TASK STATEMENT ::
Gather every line that includes the word "Catalytic", please.

-- begin LISTED RECORDS --

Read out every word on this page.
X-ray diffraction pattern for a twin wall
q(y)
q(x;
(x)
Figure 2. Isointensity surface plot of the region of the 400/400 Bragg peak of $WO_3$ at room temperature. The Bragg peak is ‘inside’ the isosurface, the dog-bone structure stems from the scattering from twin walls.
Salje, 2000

-- end LISTED RECORDS --
-- begin LISTED RECORDS --

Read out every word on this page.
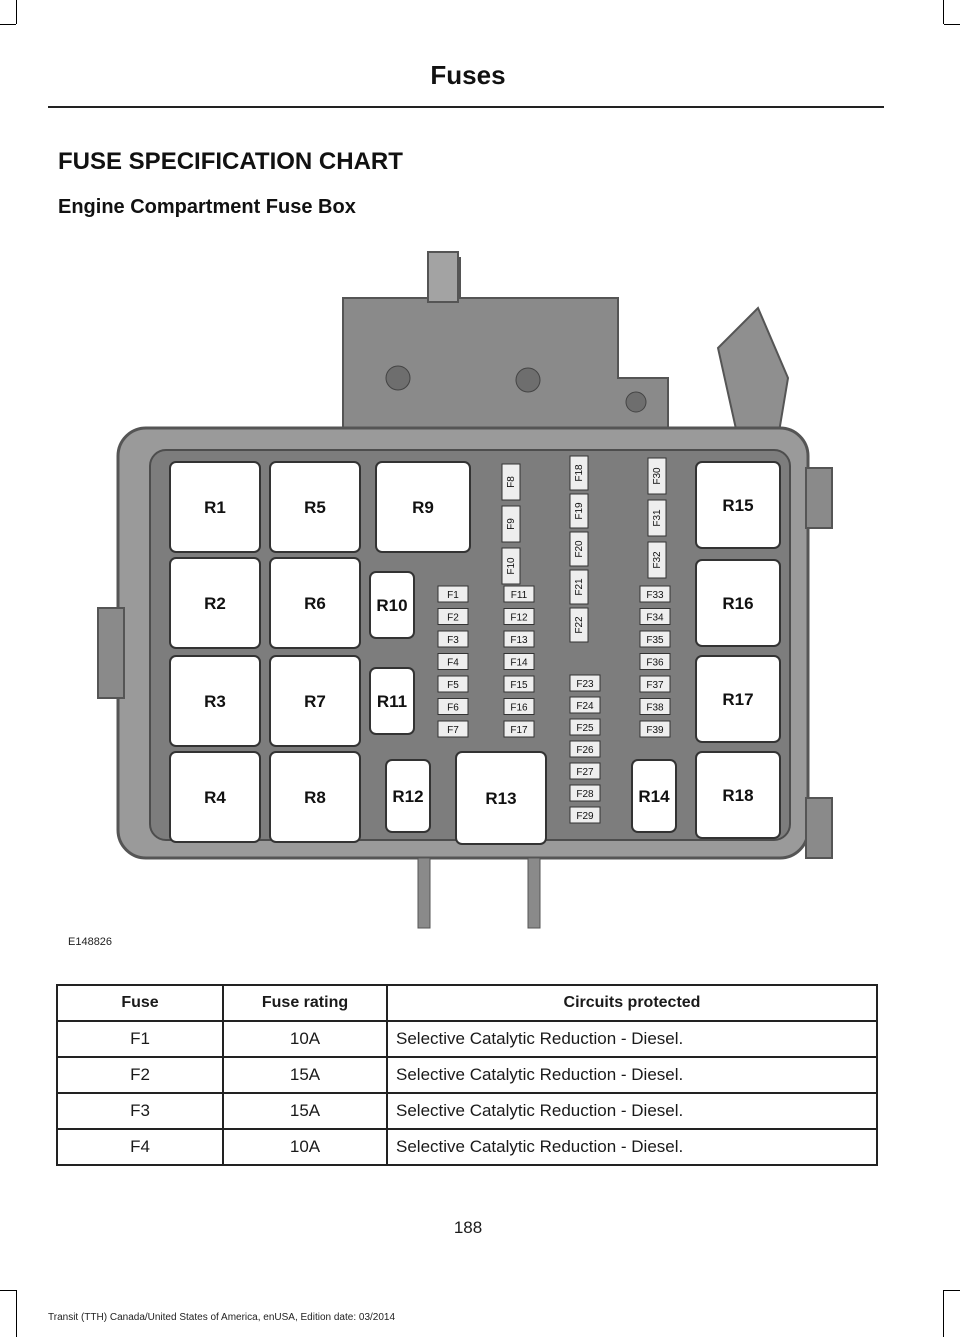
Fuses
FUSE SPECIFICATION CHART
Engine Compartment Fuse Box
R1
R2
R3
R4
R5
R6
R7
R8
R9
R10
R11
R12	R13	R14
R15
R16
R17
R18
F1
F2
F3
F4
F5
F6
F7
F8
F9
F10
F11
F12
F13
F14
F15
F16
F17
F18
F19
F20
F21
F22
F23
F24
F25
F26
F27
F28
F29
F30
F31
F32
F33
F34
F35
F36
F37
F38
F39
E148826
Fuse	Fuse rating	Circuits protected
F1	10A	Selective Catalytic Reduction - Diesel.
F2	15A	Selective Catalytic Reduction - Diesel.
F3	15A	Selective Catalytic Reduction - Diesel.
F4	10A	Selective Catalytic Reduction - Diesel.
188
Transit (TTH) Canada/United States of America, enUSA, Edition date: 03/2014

-- end LISTED RECORDS --
-- begin LISTED RECORDS --

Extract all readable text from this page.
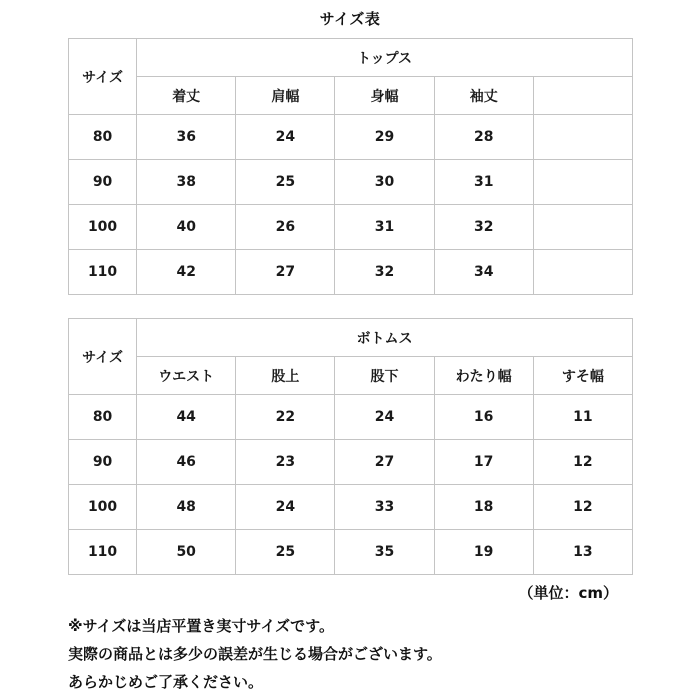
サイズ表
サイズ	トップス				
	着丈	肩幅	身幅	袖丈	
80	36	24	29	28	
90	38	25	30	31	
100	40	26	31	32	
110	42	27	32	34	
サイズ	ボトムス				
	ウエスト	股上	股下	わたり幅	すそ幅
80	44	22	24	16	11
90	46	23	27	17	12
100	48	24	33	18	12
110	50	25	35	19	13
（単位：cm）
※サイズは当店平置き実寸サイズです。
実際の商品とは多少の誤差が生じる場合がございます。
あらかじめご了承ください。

-- end LISTED RECORDS --

TASK OUTPUT ::
F1	10A	Selective Catalytic Reduction - Diesel.
F2	15A	Selective Catalytic Reduction - Diesel.
F3	15A	Selective Catalytic Reduction - Diesel.
F4	10A	Selective Catalytic Reduction - Diesel.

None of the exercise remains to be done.